* [Ausgewählter Abschnitt]:

******

DODO schloss am 5. August bei 0.027, nachdem zuvor fast zwei Wochen lang in einer engen Spanne von 0.017–0.020 gehandelt worden war. Der Kursimpuls ging mit einem Tageshoch von 0.030 einher — der schärfsten ein-Tages-Spanne in dem jüngsten Abschnitt des Datensatzes — und das Handelsvolumen stieg auf 388 Mio., mehr als viermal so hoch wie am Vortag (86 Mio.).
Was daran besonders hervorzuheben ist, ist nicht nur der Ausschlag, sondern auch, was ihm vorausging. In der zweiten Julihälfte hatte die Aktivität on-chain still und leise abgenommen: Die Token-Transfers gingen um etwa 88% gegenüber dem 3-Monats-Benchmark zurück, und das 7-Tage-Durchschnittsvolumen der übertragenen Menge lag wochentagsbereinigt über 62% niedriger als in der Vorwoche — selbst wenn der 5. August in diesem Durchschnitt berücksichtigt wird. Das bedeutet: Die sechs Tage vor dem Spike waren ungewöhnlich trocken.

******

* [Einträge aus einem Datensatz]:
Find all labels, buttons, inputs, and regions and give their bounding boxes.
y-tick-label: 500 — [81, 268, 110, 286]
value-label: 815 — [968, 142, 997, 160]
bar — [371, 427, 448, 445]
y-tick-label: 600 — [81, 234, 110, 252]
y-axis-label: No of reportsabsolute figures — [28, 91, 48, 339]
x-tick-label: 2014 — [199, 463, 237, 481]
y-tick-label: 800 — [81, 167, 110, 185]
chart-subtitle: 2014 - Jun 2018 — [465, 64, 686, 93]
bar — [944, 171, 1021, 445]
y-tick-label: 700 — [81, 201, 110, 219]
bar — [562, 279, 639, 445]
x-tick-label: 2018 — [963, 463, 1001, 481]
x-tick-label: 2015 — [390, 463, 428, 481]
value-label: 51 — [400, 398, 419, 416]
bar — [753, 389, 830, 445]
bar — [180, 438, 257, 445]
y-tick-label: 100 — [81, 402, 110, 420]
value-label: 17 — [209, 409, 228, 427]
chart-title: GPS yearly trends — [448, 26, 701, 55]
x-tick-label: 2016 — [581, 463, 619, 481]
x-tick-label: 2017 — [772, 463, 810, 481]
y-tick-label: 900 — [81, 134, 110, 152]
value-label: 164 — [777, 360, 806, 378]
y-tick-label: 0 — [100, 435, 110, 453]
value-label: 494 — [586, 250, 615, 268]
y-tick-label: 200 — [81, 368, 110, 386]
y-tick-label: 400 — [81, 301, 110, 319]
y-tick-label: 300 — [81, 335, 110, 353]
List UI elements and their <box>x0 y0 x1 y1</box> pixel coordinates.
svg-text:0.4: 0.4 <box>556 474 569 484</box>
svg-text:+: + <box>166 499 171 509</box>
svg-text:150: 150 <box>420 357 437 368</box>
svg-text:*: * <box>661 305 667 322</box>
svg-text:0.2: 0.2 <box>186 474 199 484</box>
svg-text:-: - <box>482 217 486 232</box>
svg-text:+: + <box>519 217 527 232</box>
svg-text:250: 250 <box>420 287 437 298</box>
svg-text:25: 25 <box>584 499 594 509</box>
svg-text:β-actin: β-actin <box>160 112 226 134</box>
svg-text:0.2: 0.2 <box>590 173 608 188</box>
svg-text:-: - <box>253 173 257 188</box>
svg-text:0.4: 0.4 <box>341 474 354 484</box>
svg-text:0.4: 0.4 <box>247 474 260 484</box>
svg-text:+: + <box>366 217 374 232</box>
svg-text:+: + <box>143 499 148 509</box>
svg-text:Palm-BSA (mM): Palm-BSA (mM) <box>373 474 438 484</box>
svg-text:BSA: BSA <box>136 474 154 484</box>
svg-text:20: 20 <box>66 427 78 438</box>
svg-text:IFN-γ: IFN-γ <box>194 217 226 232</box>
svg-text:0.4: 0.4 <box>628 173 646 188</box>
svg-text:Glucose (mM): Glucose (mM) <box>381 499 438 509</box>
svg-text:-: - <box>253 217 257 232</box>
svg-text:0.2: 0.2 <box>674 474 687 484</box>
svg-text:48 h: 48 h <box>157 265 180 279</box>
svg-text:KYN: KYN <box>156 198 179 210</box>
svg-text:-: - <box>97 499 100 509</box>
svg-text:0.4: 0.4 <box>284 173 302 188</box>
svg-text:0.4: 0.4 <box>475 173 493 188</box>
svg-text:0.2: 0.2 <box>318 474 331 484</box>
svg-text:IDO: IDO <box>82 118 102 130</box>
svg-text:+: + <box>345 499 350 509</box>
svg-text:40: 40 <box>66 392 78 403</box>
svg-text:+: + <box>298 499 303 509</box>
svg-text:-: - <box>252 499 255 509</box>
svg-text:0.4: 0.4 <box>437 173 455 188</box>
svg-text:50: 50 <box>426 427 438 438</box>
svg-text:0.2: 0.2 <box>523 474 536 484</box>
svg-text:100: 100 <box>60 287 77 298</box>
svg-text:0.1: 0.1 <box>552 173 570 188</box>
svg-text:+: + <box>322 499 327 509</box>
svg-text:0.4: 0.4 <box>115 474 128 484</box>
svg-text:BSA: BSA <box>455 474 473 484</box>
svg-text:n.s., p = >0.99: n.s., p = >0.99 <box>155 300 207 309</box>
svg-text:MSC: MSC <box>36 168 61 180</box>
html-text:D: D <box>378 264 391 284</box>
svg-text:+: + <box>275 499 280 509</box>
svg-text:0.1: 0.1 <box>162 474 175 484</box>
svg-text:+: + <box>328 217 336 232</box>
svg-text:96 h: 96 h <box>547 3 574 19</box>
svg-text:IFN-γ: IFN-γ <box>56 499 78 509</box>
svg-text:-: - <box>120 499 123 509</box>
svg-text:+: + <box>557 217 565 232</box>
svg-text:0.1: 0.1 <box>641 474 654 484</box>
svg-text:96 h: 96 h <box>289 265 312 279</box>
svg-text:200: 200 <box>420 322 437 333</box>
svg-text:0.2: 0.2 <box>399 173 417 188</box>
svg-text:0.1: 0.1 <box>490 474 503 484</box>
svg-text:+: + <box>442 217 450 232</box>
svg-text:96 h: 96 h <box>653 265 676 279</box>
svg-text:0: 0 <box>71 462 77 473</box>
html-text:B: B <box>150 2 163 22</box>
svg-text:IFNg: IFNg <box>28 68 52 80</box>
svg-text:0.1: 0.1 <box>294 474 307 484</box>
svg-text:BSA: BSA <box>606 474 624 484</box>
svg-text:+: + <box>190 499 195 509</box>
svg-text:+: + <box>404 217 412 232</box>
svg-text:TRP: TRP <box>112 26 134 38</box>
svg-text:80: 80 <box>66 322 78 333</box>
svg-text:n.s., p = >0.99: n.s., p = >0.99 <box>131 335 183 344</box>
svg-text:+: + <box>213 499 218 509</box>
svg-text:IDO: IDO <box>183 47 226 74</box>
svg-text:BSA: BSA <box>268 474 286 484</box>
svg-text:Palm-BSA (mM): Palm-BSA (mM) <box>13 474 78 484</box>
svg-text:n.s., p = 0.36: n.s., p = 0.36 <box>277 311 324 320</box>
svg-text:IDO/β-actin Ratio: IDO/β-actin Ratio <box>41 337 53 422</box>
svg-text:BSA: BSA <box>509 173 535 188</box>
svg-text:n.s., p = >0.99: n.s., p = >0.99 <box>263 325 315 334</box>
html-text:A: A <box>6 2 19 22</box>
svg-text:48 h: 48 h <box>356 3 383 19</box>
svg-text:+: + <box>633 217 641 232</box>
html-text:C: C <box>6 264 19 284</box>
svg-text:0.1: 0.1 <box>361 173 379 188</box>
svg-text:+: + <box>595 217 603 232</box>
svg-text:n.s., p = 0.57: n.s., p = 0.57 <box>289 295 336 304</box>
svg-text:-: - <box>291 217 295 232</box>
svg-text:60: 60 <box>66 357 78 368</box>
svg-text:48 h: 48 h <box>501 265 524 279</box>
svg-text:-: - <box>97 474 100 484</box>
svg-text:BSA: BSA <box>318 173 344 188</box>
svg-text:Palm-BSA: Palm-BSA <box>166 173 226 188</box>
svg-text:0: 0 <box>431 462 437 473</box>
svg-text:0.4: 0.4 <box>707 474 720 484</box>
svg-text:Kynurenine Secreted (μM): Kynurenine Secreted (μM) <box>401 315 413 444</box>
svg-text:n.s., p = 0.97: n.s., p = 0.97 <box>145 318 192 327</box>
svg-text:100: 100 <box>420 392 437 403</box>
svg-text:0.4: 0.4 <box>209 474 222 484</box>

******

* [Fragen zum Material]:
**A)** Erkläre in ein bis drei Sätzen, warum der Text über den DODO-Kurs die sechs Tage vor dem Spike als ungewöhnlich trocken bezeichnet.
**B)** Beantworte anhand des Textes über den DODO-Kurs die folgenden Fragen:
(i) Bei welchem Kurs schloss DODO am 5. August?
(ii) Wie hoch war das Handelsvolumen am Vortag?
(iii) Um wie viel Prozent gingen die Token-Transfers gegenüber dem 3-Monats-Benchmark zurück?
**C)** Führe den Text über den DODO-Kurs nach seinem letzten Satz weiter.
Die Einträge haben eine andere Herkunft als der Text.

* [Gelöste Aufgaben]:
**A)** In der zweiten Julihälfte hatte die On-Chain-Aktivität abgenommen. Die Token-Transfers lagen etwa 88% unter dem 3-Monats-Benchmark. Das wochentagsbereinigte 7-Tage-Durchschnittsvolumen der übertragenen Menge war über 62% niedriger als in der Vorwoche, selbst wenn der 5. August mitgerechnet wird.

**B)**
(i) Bei 0.027.
(ii) 86 Mio.
(iii) Um etwa 88%.

**C)**
Die Binance-Daten fügen eine Schicht hinzu, die man fast beiläufig erwähnen sollte: Der Netflow in die Börse, der in den meisten Tagen bis Ende Juli negativ oder unverändert gewesen war, drehte am 5. August auf +2,2 Mio. Tokens — nicht der größte Zufluss im Sechs‑Monats-Zeitraum (damals +11,7 Mio. am 23. Juli), aber bemerkenswert, weil er direkt auf die ruhigste Phase des Zeitraums folgte. Mit dem Zufluss verschoben sich auch die adressbezogenen Kennzahlen für die Börse: Inflow-Addresses stiegen auf 25 und Outflow-Addresses auf 17 — beides deutlich über dem Bereich der vorangegangenen zwei Wochen von ungefähr 1–9. Das deutet darauf hin, dass die Aktivität auf mehr Teilnehmer verteilt war, statt sich auf eine oder zwei große Wallets zu konzentrieren.
Im gesamten Netzwerk erreichten aktive Adressen 164 — der höchste Wert im sichtbaren Zeitraum — und damit mehr als das Dreifache des 6‑Monats-Durchschnitts von 47.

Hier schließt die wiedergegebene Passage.